_RECORDS TO PROCESS:_
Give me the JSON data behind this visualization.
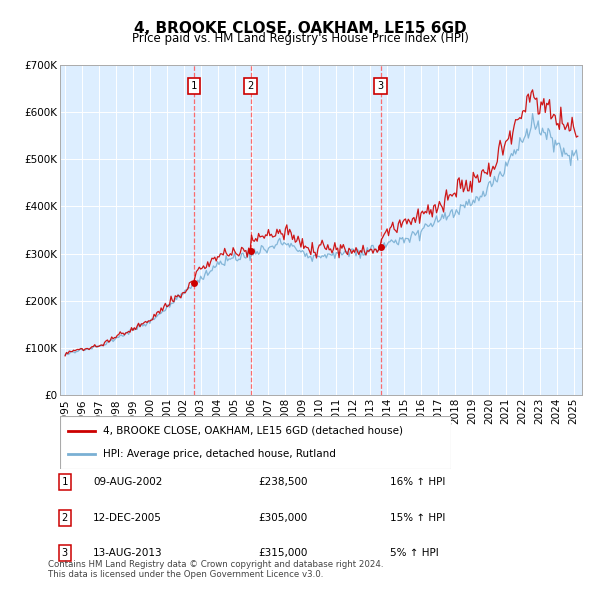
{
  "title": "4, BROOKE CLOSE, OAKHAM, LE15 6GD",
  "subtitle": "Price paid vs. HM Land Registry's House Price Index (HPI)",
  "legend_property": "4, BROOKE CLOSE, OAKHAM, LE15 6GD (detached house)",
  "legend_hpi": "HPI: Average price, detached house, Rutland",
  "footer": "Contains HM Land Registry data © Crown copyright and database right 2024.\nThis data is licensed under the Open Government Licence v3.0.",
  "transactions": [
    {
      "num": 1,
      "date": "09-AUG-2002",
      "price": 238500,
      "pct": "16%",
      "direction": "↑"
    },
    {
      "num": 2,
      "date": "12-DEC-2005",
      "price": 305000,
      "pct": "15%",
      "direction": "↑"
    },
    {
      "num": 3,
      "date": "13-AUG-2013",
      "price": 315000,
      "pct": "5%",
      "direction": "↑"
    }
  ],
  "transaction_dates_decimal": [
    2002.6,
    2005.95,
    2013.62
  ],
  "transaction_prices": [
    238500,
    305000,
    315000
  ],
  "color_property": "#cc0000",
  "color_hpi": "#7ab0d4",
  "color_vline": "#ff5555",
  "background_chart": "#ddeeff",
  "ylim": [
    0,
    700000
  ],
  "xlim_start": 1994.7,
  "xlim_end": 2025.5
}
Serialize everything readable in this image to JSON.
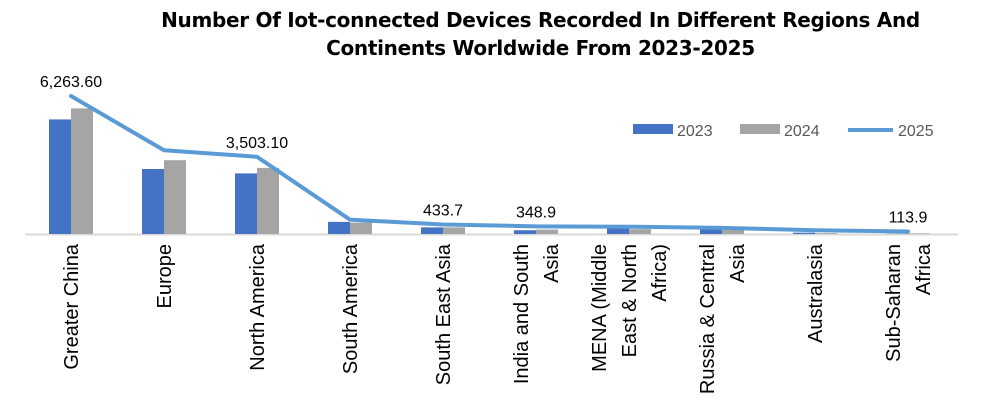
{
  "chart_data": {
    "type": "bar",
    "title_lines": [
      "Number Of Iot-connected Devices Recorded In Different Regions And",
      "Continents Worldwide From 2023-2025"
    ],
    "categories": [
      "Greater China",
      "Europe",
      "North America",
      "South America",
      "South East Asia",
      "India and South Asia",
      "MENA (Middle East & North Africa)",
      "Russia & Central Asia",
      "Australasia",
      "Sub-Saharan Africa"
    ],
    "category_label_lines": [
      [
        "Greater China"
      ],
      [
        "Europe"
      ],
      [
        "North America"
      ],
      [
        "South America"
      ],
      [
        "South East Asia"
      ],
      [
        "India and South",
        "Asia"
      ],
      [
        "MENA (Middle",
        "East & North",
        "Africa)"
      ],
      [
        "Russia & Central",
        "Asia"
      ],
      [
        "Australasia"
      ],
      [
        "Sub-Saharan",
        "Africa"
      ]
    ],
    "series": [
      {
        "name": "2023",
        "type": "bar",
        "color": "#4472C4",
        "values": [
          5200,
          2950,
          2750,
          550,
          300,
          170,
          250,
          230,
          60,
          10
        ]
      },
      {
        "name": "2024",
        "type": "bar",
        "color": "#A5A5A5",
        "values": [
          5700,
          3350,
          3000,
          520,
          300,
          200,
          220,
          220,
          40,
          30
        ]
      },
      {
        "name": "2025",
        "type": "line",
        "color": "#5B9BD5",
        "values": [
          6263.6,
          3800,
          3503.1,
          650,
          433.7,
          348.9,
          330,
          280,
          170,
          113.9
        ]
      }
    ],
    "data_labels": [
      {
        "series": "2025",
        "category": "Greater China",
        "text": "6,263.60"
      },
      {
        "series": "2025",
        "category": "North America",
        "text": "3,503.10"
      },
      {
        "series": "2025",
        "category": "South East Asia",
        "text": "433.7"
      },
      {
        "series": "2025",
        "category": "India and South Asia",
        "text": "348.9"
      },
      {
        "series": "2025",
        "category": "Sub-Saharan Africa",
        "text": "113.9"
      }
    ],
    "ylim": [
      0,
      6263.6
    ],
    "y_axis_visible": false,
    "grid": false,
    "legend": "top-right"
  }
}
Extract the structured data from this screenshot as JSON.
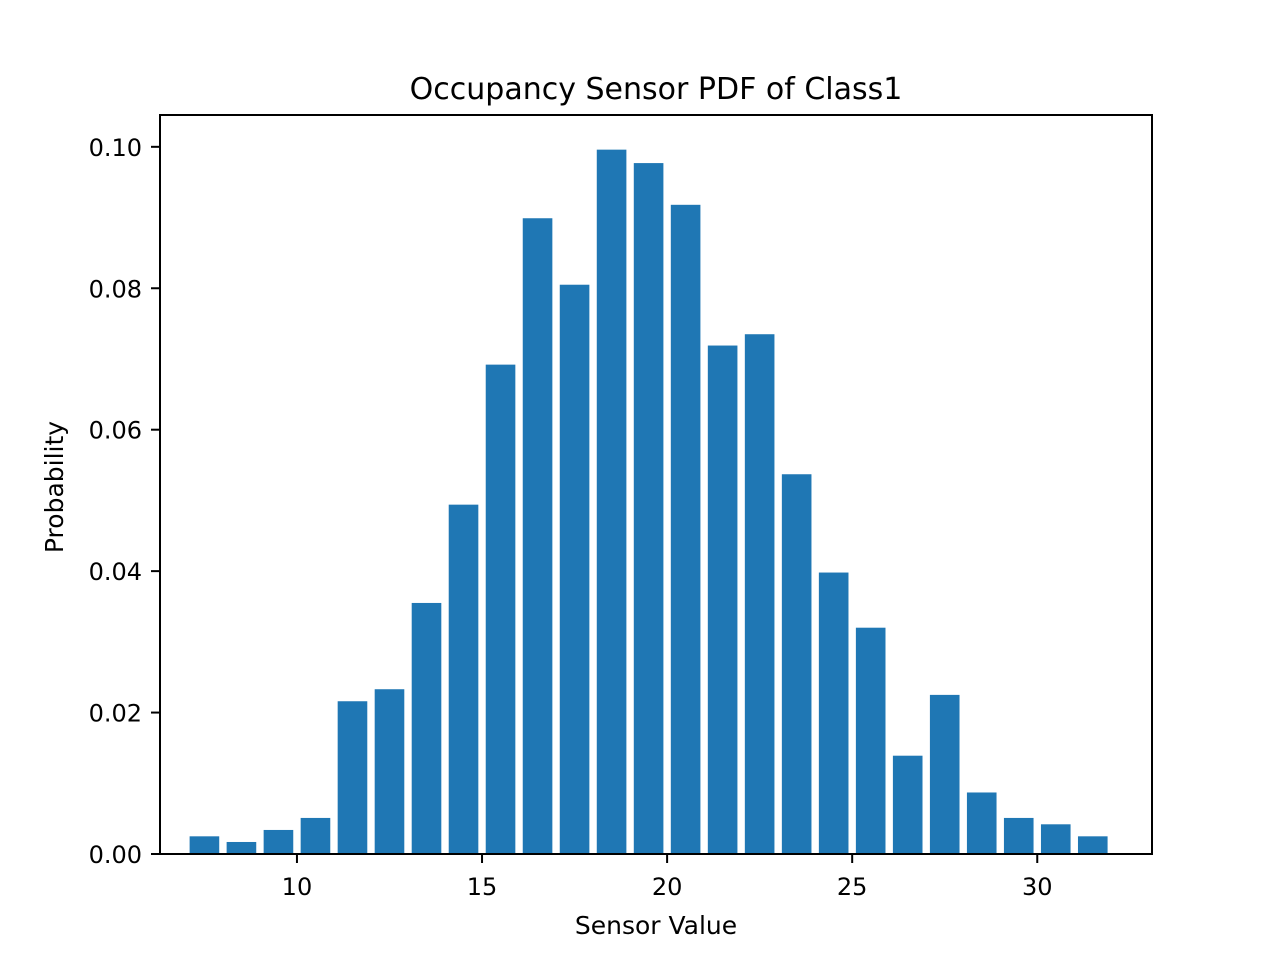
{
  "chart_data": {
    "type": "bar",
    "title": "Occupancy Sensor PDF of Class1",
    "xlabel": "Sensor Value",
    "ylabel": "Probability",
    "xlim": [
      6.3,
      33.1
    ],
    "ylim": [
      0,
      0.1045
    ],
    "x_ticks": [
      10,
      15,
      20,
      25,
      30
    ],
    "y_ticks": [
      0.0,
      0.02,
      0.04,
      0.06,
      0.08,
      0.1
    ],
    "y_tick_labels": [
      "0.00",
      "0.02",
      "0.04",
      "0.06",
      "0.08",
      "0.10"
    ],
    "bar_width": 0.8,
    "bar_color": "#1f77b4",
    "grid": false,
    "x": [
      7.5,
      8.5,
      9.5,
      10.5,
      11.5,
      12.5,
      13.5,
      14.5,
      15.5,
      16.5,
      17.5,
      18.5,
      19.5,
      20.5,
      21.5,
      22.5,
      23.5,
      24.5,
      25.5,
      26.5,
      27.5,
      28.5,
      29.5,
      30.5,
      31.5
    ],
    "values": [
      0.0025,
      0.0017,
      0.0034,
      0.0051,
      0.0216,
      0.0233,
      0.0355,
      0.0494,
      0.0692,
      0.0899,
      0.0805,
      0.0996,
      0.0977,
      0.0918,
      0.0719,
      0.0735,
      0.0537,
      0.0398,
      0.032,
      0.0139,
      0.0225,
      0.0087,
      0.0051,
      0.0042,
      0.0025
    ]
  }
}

_WHAT IS EXPECTED:_ Pick out and copy the lines of the material that include the word "Registry".

_COMPLETED EXERCISE:_
  "subtitle": "Price paid vs. HM Land Registry's House Price Index (HPI)",
  "footer": "Contains HM Land Registry data © Crown copyright and database right 2024.\nThis data is licensed under the Open Government Licence v3.0.",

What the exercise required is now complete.